[Extracted data entries]:
━━━━━━

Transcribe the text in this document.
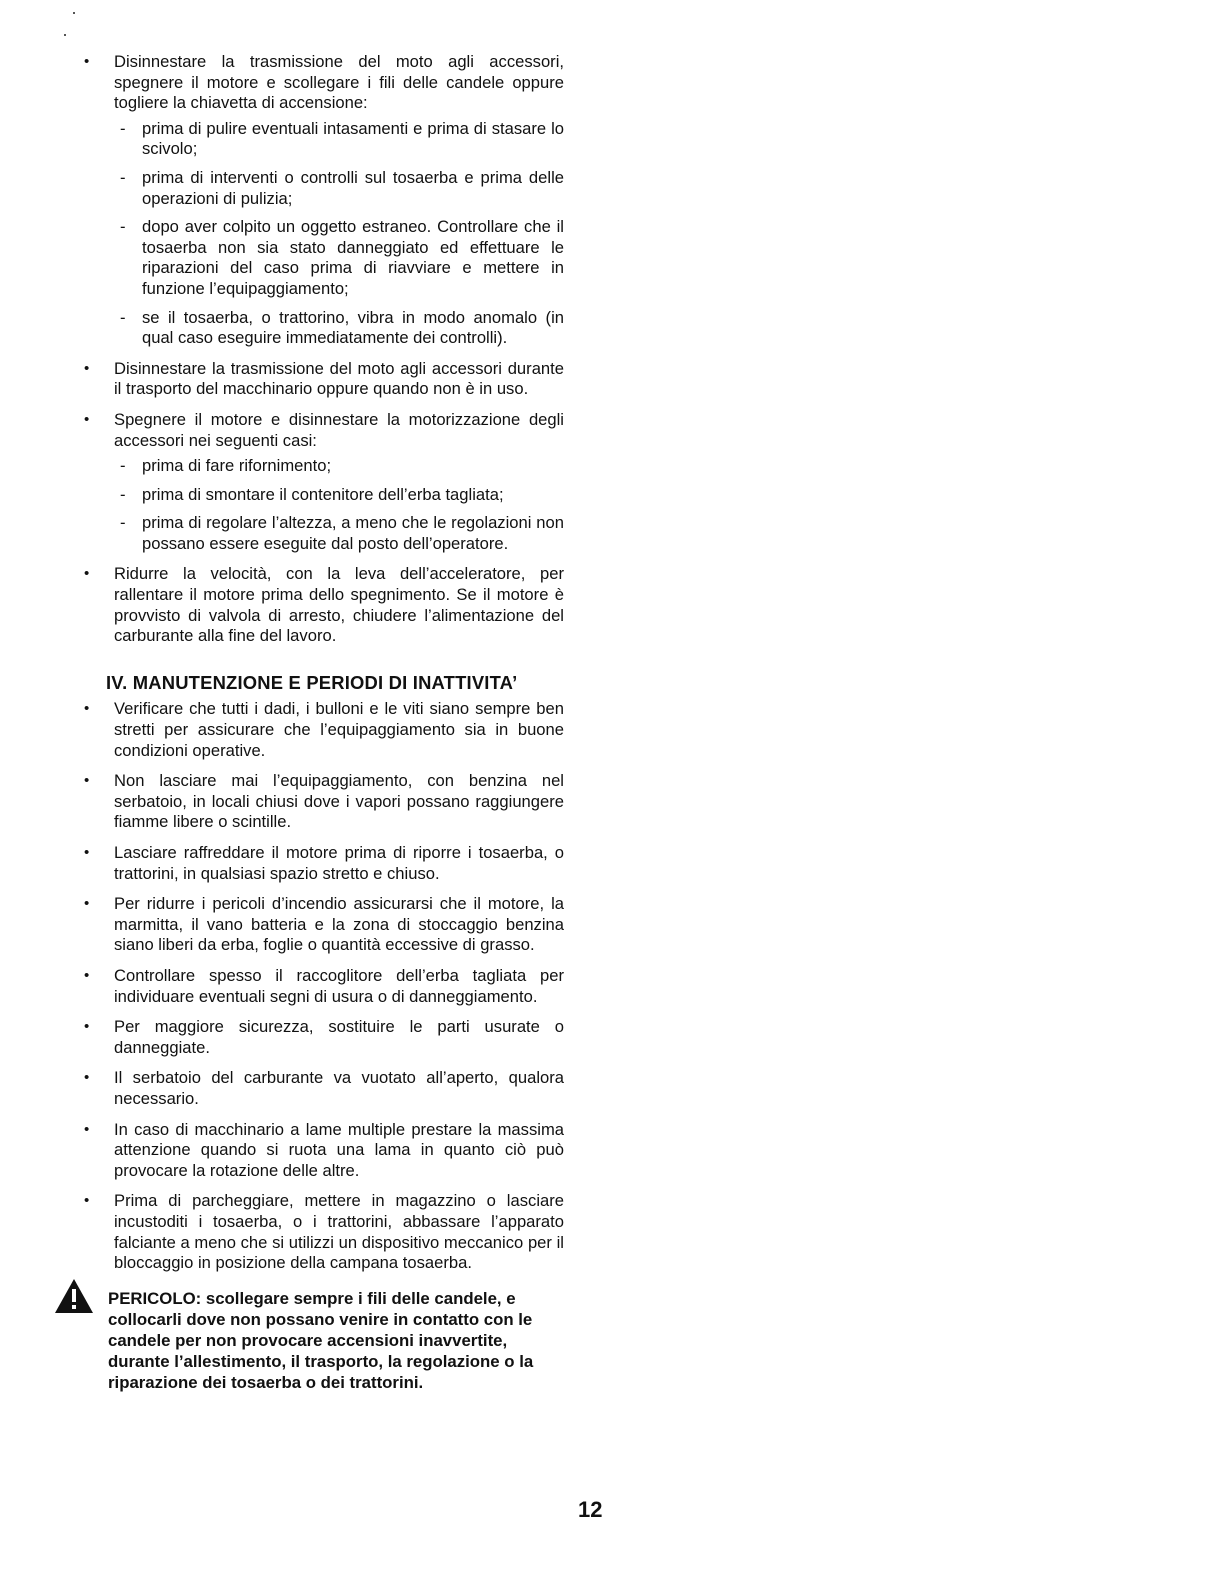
• Disinnestare la trasmissione del moto agli accessori, spegnere il motore e scollegare i fili delle candele oppure togliere la chiavetta di accensione:
- prima di pulire eventuali intasamenti e prima di stasare lo scivolo;
- prima di interventi o controlli sul tosaerba e prima delle operazioni di pulizia;
- dopo aver colpito un oggetto estraneo. Controllare che il tosaerba non sia stato danneggiato ed effettuare le riparazioni del caso prima di riavviare e mettere in funzione l’equipaggiamento;
- se il tosaerba, o trattorino, vibra in modo anomalo (in qual caso eseguire immediatamente dei controlli).
• Disinnestare la trasmissione del moto agli accessori durante il trasporto del macchinario oppure quando non è in uso.
• Spegnere il motore e disinnestare la motorizzazione degli accessori nei seguenti casi:
- prima di fare rifornimento;
- prima di smontare il contenitore dell’erba tagliata;
- prima di regolare l’altezza, a meno che le regolazioni non possano essere eseguite dal posto dell’operatore.
• Ridurre la velocità, con la leva dell’acceleratore, per rallentare il motore prima dello spegnimento. Se il motore è provvisto di valvola di arresto, chiudere l’alimentazione del carburante alla fine del lavoro.
IV. MANUTENZIONE E PERIODI DI INATTIVITA’
• Verificare che tutti i dadi, i bulloni e le viti siano sempre ben stretti per assicurare che l’equipaggiamento sia in buone condizioni operative.
• Non lasciare mai l’equipaggiamento, con benzina nel serbatoio, in locali chiusi dove i vapori possano raggiungere fiamme libere o scintille.
• Lasciare raffreddare il motore prima di riporre i tosaerba, o trattorini, in qualsiasi spazio stretto e chiuso.
• Per ridurre i pericoli d’incendio assicurarsi che il motore, la marmitta, il vano batteria e la zona di stoccaggio benzina siano liberi da erba, foglie o quantità eccessive di grasso.
• Controllare spesso il raccoglitore dell’erba tagliata per individuare eventuali segni di usura o di danneggiamento.
• Per maggiore sicurezza, sostituire le parti usurate o danneggiate.
• Il serbatoio del carburante va vuotato all’aperto, qualora necessario.
• In caso di macchinario a lame multiple prestare la massima attenzione quando si ruota una lama in quanto ciò può provocare la rotazione delle altre.
• Prima di parcheggiare, mettere in magazzino o lasciare incustoditi i tosaerba, o i trattorini, abbassare l’apparato falciante a meno che si utilizzi un dispositivo meccanico per il bloccaggio in posizione della campana tosaerba.
PERICOLO: scollegare sempre i fili delle candele, e collocarli dove non possano venire in contatto con le candele per non provocare accensioni inavvertite, durante l’allestimento, il trasporto, la regolazione o la riparazione dei tosaerba o dei trattorini.
12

━━━━━━

[TASK PROMPT]:
Show each line holding the word "carburante".

[FINISHED TASK]:
• Ridurre la velocità, con la leva dell’acceleratore, per rallentare il motore prima dello spegnimento. Se il motore è provvisto di valvola di arresto, chiudere l’alimentazione del carburante alla fine del lavoro.
• Il serbatoio del carburante va vuotato all’aperto, qualora necessario.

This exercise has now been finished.